• Prompt:
Below is a set of records. Repeat all of them exactly.
## Begin Records to process
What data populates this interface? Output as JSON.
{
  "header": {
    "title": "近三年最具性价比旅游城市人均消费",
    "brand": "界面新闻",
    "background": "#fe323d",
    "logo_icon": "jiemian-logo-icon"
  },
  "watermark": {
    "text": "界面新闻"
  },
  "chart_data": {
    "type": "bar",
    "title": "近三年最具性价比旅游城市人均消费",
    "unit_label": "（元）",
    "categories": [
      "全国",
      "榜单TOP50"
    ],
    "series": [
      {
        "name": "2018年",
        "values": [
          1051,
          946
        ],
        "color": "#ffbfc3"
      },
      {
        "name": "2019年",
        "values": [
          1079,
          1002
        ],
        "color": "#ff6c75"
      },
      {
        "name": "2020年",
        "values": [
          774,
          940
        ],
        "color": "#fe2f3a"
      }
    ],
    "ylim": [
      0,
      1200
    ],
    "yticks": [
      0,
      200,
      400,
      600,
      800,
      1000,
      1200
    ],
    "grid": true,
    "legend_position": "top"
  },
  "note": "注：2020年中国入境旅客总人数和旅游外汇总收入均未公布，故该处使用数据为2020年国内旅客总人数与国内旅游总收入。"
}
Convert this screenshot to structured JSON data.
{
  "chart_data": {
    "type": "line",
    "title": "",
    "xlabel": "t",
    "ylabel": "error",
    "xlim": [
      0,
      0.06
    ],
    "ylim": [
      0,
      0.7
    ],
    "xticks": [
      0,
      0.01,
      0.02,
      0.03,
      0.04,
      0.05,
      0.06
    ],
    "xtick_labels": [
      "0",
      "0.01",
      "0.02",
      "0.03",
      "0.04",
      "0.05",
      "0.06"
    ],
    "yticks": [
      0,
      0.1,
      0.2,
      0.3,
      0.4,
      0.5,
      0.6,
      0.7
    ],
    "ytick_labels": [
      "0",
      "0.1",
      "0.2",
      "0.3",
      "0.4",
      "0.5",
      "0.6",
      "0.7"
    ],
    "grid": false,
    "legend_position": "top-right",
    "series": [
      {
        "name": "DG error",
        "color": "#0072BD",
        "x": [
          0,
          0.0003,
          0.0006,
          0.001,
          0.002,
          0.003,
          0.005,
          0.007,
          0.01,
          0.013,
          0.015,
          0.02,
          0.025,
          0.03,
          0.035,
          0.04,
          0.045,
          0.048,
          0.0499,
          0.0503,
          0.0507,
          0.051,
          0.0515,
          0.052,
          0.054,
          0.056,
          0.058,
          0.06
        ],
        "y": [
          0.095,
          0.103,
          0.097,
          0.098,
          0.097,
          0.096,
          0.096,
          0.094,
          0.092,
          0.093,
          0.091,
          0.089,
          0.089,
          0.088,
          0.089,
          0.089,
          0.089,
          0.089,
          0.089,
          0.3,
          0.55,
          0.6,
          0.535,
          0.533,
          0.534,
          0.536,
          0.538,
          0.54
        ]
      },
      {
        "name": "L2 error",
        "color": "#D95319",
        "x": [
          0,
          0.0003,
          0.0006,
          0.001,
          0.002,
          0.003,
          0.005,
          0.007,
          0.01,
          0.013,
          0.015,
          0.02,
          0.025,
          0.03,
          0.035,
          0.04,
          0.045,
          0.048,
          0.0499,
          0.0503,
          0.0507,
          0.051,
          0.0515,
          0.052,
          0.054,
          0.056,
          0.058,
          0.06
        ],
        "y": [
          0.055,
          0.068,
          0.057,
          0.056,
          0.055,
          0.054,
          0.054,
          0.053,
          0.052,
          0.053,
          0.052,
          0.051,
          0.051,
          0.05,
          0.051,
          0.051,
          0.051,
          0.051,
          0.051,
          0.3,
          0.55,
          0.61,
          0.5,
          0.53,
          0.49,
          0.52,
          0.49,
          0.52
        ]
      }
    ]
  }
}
## End Records to process
• Task response:
What data populates this interface? Output as JSON.
{
  "header": {
    "title": "近三年最具性价比旅游城市人均消费",
    "brand": "界面新闻",
    "background": "#fe323d",
    "logo_icon": "jiemian-logo-icon"
  },
  "watermark": {
    "text": "界面新闻"
  },
  "chart_data": {
    "type": "bar",
    "title": "近三年最具性价比旅游城市人均消费",
    "unit_label": "（元）",
    "categories": [
      "全国",
      "榜单TOP50"
    ],
    "series": [
      {
        "name": "2018年",
        "values": [
          1051,
          946
        ],
        "color": "#ffbfc3"
      },
      {
        "name": "2019年",
        "values": [
          1079,
          1002
        ],
        "color": "#ff6c75"
      },
      {
        "name": "2020年",
        "values": [
          774,
          940
        ],
        "color": "#fe2f3a"
      }
    ],
    "ylim": [
      0,
      1200
    ],
    "yticks": [
      0,
      200,
      400,
      600,
      800,
      1000,
      1200
    ],
    "grid": true,
    "legend_position": "top"
  },
  "note": "注：2020年中国入境旅客总人数和旅游外汇总收入均未公布，故该处使用数据为2020年国内旅客总人数与国内旅游总收入。"
}
Convert this screenshot to structured JSON data.
{
  "chart_data": {
    "type": "line",
    "title": "",
    "xlabel": "t",
    "ylabel": "error",
    "xlim": [
      0,
      0.06
    ],
    "ylim": [
      0,
      0.7
    ],
    "xticks": [
      0,
      0.01,
      0.02,
      0.03,
      0.04,
      0.05,
      0.06
    ],
    "xtick_labels": [
      "0",
      "0.01",
      "0.02",
      "0.03",
      "0.04",
      "0.05",
      "0.06"
    ],
    "yticks": [
      0,
      0.1,
      0.2,
      0.3,
      0.4,
      0.5,
      0.6,
      0.7
    ],
    "ytick_labels": [
      "0",
      "0.1",
      "0.2",
      "0.3",
      "0.4",
      "0.5",
      "0.6",
      "0.7"
    ],
    "grid": false,
    "legend_position": "top-right",
    "series": [
      {
        "name": "DG error",
        "color": "#0072BD",
        "x": [
          0,
          0.0003,
          0.0006,
          0.001,
          0.002,
          0.003,
          0.005,
          0.007,
          0.01,
          0.013,
          0.015,
          0.02,
          0.025,
          0.03,
          0.035,
          0.04,
          0.045,
          0.048,
          0.0499,
          0.0503,
          0.0507,
          0.051,
          0.0515,
          0.052,
          0.054,
          0.056,
          0.058,
          0.06
        ],
        "y": [
          0.095,
          0.103,
          0.097,
          0.098,
          0.097,
          0.096,
          0.096,
          0.094,
          0.092,
          0.093,
          0.091,
          0.089,
          0.089,
          0.088,
          0.089,
          0.089,
          0.089,
          0.089,
          0.089,
          0.3,
          0.55,
          0.6,
          0.535,
          0.533,
          0.534,
          0.536,
          0.538,
          0.54
        ]
      },
      {
        "name": "L2 error",
        "color": "#D95319",
        "x": [
          0,
          0.0003,
          0.0006,
          0.001,
          0.002,
          0.003,
          0.005,
          0.007,
          0.01,
          0.013,
          0.015,
          0.02,
          0.025,
          0.03,
          0.035,
          0.04,
          0.045,
          0.048,
          0.0499,
          0.0503,
          0.0507,
          0.051,
          0.0515,
          0.052,
          0.054,
          0.056,
          0.058,
          0.06
        ],
        "y": [
          0.055,
          0.068,
          0.057,
          0.056,
          0.055,
          0.054,
          0.054,
          0.053,
          0.052,
          0.053,
          0.052,
          0.051,
          0.051,
          0.05,
          0.051,
          0.051,
          0.051,
          0.051,
          0.051,
          0.3,
          0.55,
          0.61,
          0.5,
          0.53,
          0.49,
          0.52,
          0.49,
          0.52
        ]
      }
    ]
  }
}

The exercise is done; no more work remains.